[Stored records]
▶

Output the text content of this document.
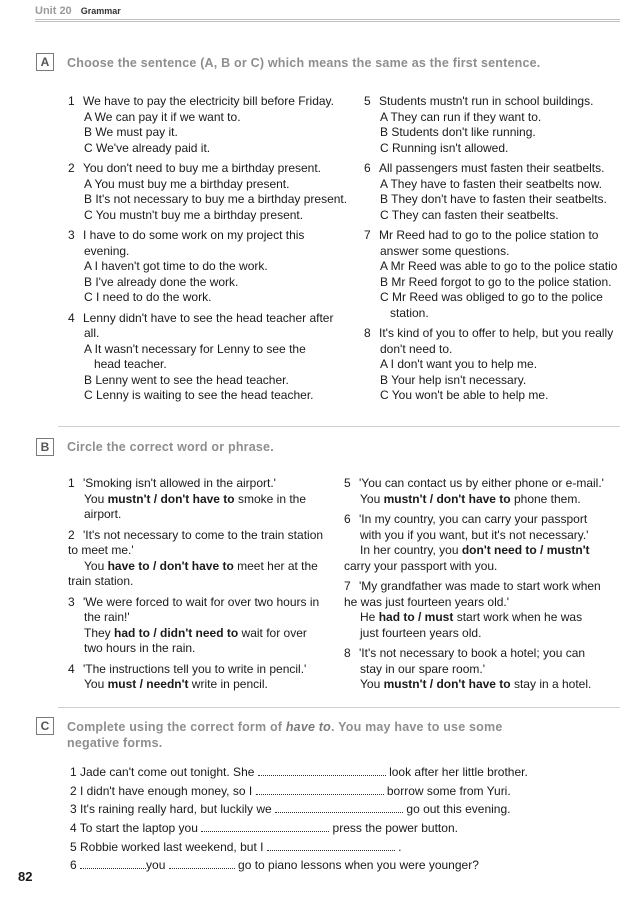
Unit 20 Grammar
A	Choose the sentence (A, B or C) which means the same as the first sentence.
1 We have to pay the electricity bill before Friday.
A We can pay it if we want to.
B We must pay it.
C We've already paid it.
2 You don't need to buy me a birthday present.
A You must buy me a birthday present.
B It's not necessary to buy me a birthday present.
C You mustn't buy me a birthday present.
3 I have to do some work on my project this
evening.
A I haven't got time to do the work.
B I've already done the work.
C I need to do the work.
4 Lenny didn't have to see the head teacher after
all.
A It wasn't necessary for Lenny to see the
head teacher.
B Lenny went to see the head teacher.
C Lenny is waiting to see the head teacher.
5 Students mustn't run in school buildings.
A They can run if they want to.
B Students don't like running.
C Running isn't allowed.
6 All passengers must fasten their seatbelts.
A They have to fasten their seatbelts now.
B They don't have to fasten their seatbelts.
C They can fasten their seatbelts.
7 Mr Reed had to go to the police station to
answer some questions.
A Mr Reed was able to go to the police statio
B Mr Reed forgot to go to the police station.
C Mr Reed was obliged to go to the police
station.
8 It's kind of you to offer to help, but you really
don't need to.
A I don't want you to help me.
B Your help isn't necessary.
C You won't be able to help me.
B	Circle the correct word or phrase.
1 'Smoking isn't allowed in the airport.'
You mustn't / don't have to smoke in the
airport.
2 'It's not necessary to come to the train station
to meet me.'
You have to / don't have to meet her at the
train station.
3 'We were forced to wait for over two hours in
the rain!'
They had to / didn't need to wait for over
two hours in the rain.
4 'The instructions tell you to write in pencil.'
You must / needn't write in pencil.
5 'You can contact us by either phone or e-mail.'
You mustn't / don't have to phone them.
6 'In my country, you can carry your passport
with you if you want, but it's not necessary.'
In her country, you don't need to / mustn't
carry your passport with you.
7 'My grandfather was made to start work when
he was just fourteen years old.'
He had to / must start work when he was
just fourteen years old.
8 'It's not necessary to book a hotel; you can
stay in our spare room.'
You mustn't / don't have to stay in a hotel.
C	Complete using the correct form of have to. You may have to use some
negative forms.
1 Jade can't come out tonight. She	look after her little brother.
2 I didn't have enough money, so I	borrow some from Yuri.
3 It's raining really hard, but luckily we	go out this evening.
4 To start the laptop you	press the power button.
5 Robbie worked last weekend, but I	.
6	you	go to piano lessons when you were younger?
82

◀
▶

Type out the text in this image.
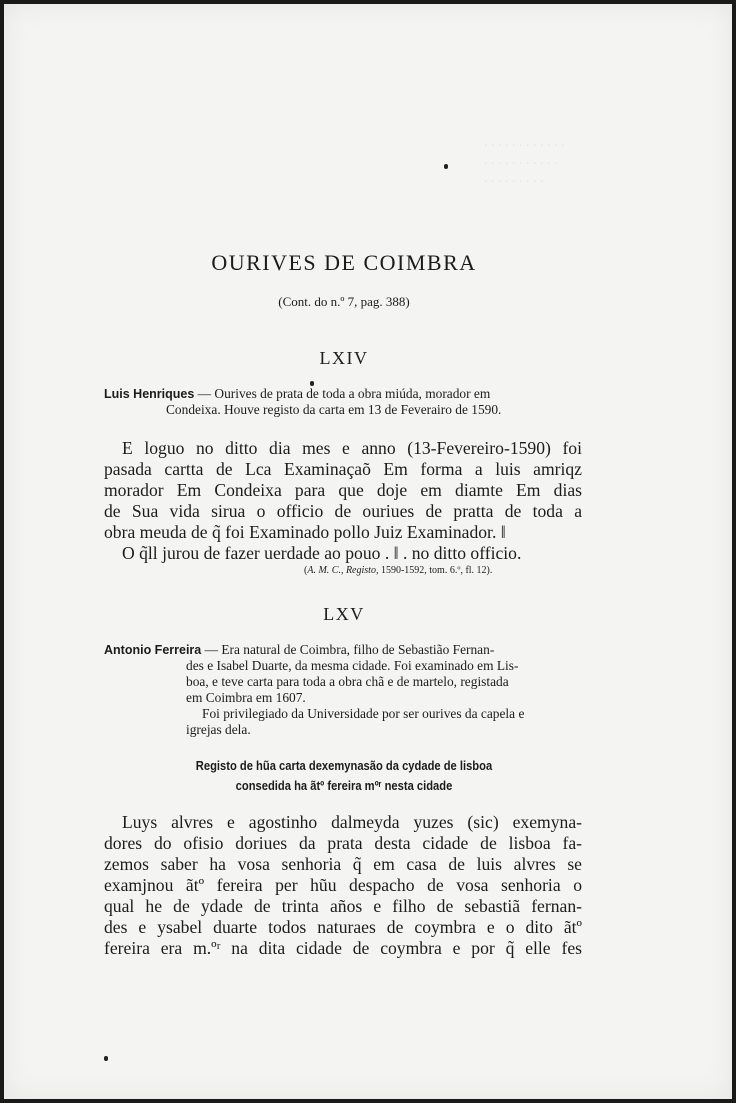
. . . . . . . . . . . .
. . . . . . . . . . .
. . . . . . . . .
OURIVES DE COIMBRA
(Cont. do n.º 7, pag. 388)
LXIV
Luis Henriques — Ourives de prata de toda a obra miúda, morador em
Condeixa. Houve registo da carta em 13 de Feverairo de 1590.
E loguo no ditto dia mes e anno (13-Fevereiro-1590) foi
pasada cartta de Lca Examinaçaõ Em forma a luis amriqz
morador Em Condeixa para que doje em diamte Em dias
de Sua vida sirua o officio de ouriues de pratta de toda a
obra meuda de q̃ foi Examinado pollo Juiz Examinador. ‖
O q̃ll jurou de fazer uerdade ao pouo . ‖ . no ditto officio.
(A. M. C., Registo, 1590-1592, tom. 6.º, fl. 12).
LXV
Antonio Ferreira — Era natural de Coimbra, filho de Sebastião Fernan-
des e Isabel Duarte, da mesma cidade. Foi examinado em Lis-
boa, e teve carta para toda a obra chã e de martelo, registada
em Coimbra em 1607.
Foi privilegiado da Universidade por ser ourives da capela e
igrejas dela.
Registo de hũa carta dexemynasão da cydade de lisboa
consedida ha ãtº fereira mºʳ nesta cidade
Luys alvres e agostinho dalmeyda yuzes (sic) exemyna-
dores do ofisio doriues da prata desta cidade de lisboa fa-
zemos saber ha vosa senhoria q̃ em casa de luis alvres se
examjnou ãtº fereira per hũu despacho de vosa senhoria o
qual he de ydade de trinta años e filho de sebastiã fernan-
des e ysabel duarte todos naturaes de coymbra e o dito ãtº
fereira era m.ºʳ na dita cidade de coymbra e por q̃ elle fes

◀
▶

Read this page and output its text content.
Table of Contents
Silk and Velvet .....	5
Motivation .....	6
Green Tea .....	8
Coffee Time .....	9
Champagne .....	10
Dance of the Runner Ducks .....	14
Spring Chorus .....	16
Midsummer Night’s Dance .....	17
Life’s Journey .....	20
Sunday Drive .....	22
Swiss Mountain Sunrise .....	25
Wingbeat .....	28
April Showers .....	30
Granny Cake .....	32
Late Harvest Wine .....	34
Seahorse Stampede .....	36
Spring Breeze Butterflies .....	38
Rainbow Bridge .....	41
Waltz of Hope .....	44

◀

Gather every line from the listing above in which "pencil" appears, and copy those lines.

◆ **Problem solution**:
4 'The instructions tell you to write in pencil.'
You must / needn't write in pencil.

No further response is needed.